Objective
Gather all lines from the material that contain "color".

BEGIN

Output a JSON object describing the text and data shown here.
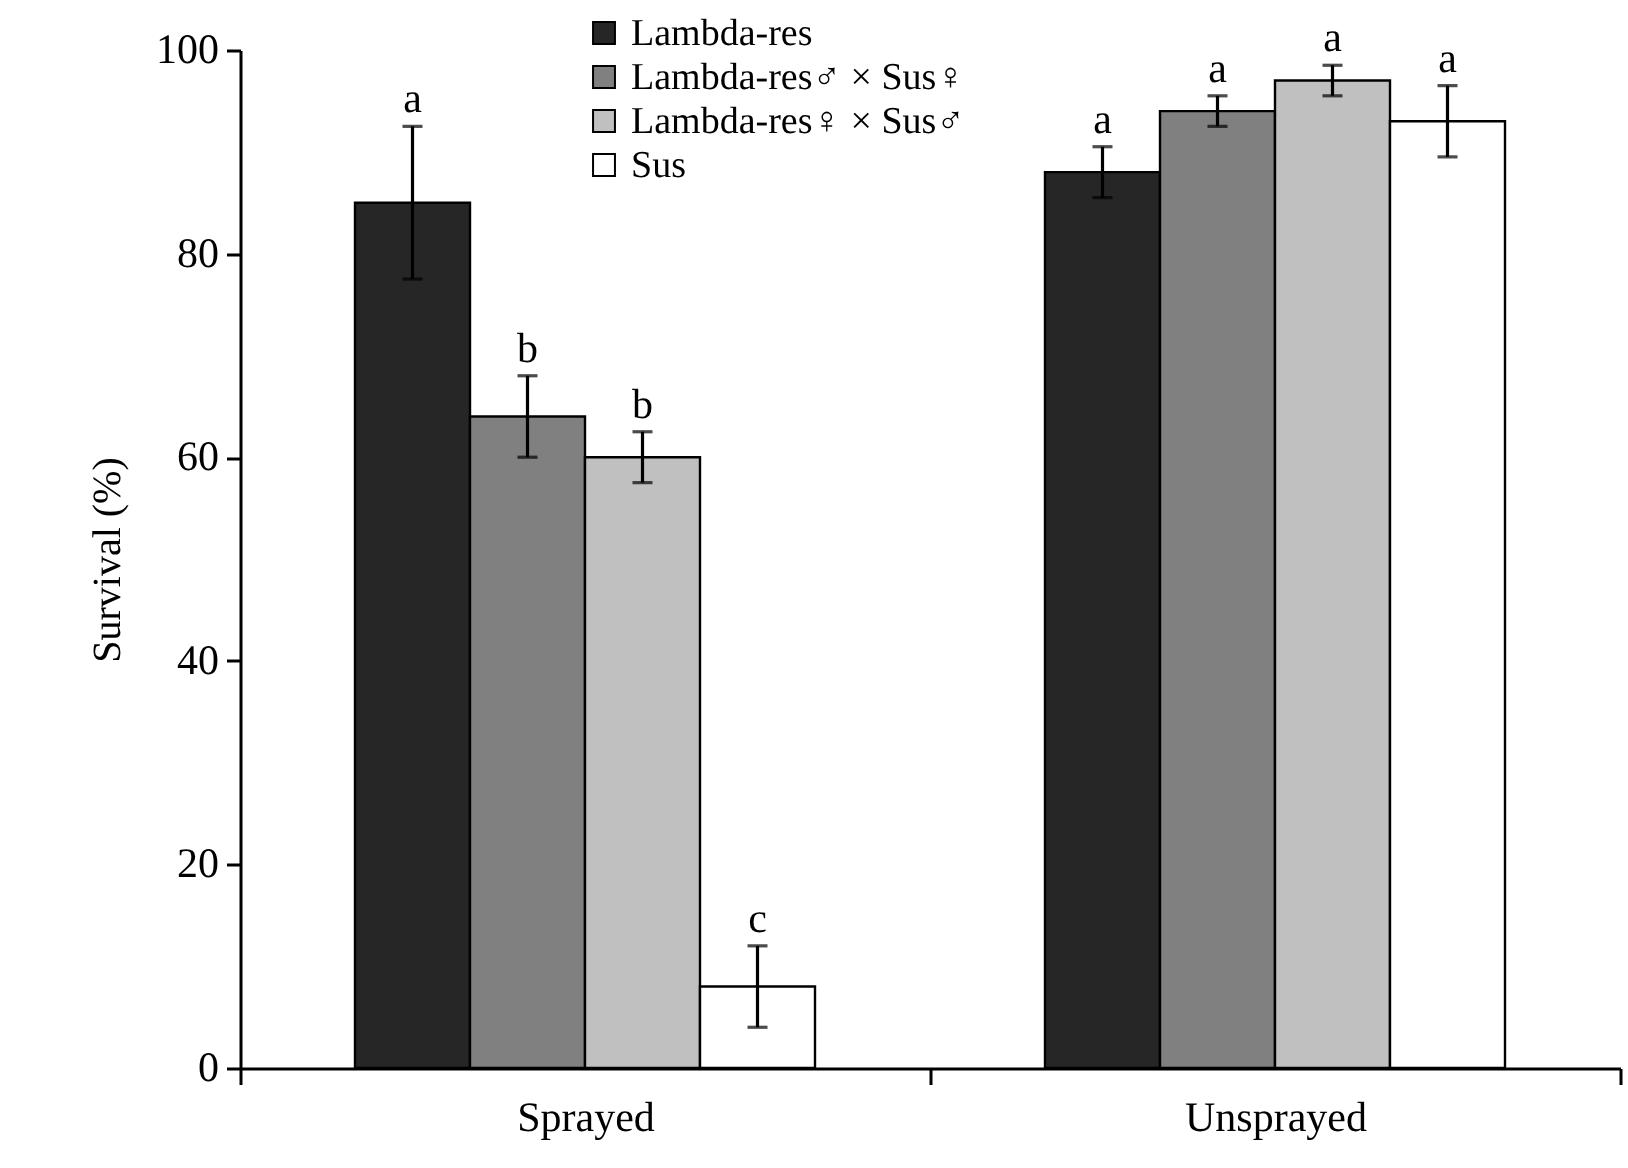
{
  "chart_data": {
    "type": "bar",
    "ylabel": "Survival (%)",
    "categories": [
      "Sprayed",
      "Unsprayed"
    ],
    "series": [
      {
        "name": "Lambda-res",
        "color": "#262626",
        "values": [
          85,
          88
        ],
        "errors": [
          7.5,
          2.5
        ],
        "value_labels": [
          "a",
          "a"
        ]
      },
      {
        "name": "Lambda-res♂ × Sus♀",
        "color": "#808080",
        "values": [
          64,
          94
        ],
        "errors": [
          4,
          1.5
        ],
        "value_labels": [
          "b",
          "a"
        ]
      },
      {
        "name": "Lambda-res♀ × Sus♂",
        "color": "#c0c0c0",
        "values": [
          60,
          97
        ],
        "errors": [
          2.5,
          1.5
        ],
        "value_labels": [
          "b",
          "a"
        ]
      },
      {
        "name": "Sus",
        "color": "#ffffff",
        "values": [
          8,
          93
        ],
        "errors": [
          4,
          [
            89.5,
            96.5
          ]
        ],
        "value_labels": [
          "c",
          "a"
        ]
      }
    ],
    "ylim": [
      0,
      100
    ],
    "yticks": [
      0,
      20,
      40,
      60,
      80,
      100
    ],
    "legend": "top",
    "grid": false
  }
}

END

Output of the exercise
        "color": "#262626",
        "color": "#808080",
        "color": "#c0c0c0",
        "color": "#ffffff",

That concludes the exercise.